TASK DATA =>
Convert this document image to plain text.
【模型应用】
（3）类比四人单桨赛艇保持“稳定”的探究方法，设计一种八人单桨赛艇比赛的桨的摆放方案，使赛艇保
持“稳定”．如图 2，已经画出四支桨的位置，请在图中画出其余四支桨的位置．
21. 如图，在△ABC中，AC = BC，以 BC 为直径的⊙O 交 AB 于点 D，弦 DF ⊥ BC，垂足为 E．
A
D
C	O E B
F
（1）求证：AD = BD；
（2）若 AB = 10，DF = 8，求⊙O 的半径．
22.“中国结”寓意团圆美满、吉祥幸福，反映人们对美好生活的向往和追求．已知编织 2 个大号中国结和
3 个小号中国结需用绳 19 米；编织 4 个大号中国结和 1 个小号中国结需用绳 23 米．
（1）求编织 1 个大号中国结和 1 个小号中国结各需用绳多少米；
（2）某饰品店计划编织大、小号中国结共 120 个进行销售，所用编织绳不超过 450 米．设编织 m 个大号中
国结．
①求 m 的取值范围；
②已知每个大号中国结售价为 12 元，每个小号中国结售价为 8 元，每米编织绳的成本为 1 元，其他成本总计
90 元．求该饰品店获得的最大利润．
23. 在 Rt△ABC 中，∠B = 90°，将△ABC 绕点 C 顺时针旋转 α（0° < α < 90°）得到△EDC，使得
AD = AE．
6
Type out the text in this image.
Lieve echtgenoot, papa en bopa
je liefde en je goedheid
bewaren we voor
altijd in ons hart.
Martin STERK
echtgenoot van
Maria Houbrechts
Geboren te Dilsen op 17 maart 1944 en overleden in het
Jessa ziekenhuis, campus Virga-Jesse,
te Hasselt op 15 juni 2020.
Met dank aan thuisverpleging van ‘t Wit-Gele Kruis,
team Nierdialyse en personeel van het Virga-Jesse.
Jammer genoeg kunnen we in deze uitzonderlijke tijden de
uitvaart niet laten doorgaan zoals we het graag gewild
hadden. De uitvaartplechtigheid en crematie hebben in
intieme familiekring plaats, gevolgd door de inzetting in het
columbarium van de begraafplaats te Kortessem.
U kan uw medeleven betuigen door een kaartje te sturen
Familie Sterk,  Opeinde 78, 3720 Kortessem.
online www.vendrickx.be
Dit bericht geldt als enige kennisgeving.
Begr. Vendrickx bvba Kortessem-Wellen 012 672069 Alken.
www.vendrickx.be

TASK TO CARRY OUT => Print out every record again, exactly and in full.

COMPLETE OUTPUT =>
Convert this document image to plain text.
【模型应用】
（3）类比四人单桨赛艇保持“稳定”的探究方法，设计一种八人单桨赛艇比赛的桨的摆放方案，使赛艇保
持“稳定”．如图 2，已经画出四支桨的位置，请在图中画出其余四支桨的位置．
21. 如图，在△ABC中，AC = BC，以 BC 为直径的⊙O 交 AB 于点 D，弦 DF ⊥ BC，垂足为 E．
A
D
C	O E B
F
（1）求证：AD = BD；
（2）若 AB = 10，DF = 8，求⊙O 的半径．
22.“中国结”寓意团圆美满、吉祥幸福，反映人们对美好生活的向往和追求．已知编织 2 个大号中国结和
3 个小号中国结需用绳 19 米；编织 4 个大号中国结和 1 个小号中国结需用绳 23 米．
（1）求编织 1 个大号中国结和 1 个小号中国结各需用绳多少米；
（2）某饰品店计划编织大、小号中国结共 120 个进行销售，所用编织绳不超过 450 米．设编织 m 个大号中
国结．
①求 m 的取值范围；
②已知每个大号中国结售价为 12 元，每个小号中国结售价为 8 元，每米编织绳的成本为 1 元，其他成本总计
90 元．求该饰品店获得的最大利润．
23. 在 Rt△ABC 中，∠B = 90°，将△ABC 绕点 C 顺时针旋转 α（0° < α < 90°）得到△EDC，使得
AD = AE．
6
Type out the text in this image.
Lieve echtgenoot, papa en bopa
je liefde en je goedheid
bewaren we voor
altijd in ons hart.
Martin STERK
echtgenoot van
Maria Houbrechts
Geboren te Dilsen op 17 maart 1944 en overleden in het
Jessa ziekenhuis, campus Virga-Jesse,
te Hasselt op 15 juni 2020.
Met dank aan thuisverpleging van ‘t Wit-Gele Kruis,
team Nierdialyse en personeel van het Virga-Jesse.
Jammer genoeg kunnen we in deze uitzonderlijke tijden de
uitvaart niet laten doorgaan zoals we het graag gewild
hadden. De uitvaartplechtigheid en crematie hebben in
intieme familiekring plaats, gevolgd door de inzetting in het
columbarium van de begraafplaats te Kortessem.
U kan uw medeleven betuigen door een kaartje te sturen
Familie Sterk,  Opeinde 78, 3720 Kortessem.
online www.vendrickx.be
Dit bericht geldt als enige kennisgeving.
Begr. Vendrickx bvba Kortessem-Wellen 012 672069 Alken.
www.vendrickx.be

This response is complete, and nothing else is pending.